Task data:
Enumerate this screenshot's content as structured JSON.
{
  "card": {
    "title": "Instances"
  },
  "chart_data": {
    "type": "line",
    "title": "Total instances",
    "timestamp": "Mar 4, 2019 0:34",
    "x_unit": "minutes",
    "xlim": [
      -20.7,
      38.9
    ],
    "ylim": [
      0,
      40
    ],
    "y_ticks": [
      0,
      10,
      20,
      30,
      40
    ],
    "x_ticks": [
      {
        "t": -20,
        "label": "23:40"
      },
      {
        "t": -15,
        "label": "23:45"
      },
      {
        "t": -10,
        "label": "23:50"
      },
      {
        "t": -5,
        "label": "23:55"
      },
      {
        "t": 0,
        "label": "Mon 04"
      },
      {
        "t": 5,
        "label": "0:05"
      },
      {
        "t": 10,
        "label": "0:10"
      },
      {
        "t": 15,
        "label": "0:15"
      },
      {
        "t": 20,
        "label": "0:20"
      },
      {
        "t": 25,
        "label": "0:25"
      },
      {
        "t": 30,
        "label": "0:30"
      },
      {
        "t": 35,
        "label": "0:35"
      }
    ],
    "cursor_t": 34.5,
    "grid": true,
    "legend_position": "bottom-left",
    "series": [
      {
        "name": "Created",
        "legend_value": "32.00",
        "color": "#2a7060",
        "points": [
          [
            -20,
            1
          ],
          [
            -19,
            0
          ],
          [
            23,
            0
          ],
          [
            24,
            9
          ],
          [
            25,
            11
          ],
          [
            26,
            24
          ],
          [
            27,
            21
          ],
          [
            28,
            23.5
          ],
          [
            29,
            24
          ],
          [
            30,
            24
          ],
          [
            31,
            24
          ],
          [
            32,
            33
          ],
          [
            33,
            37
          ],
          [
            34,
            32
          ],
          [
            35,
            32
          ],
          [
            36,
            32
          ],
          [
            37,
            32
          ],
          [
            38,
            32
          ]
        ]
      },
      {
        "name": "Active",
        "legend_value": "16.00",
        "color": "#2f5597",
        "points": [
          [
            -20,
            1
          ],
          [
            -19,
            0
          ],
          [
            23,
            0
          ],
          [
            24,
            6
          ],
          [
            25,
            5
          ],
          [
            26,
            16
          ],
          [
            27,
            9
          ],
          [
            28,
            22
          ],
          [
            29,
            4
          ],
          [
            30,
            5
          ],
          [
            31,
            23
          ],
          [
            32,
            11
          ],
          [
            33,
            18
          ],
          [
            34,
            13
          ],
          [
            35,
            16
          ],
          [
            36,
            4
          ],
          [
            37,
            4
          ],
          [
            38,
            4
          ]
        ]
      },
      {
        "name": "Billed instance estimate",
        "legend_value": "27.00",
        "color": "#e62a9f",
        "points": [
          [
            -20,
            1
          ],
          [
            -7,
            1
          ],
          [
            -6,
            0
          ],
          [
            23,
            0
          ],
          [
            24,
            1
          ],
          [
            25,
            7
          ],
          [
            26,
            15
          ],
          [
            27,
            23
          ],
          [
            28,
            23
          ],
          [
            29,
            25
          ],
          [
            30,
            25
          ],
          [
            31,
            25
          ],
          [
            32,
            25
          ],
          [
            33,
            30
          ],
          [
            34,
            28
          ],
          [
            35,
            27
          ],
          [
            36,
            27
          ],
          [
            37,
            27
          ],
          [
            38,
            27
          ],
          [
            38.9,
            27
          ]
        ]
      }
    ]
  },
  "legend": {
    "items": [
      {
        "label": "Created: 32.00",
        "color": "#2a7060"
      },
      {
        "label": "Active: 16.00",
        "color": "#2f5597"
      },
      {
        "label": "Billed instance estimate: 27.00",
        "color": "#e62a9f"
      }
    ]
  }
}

Work to complete: Find the count of lines in the data above where the string "estimate" occurs. Provide that number alone.

Complete output: 2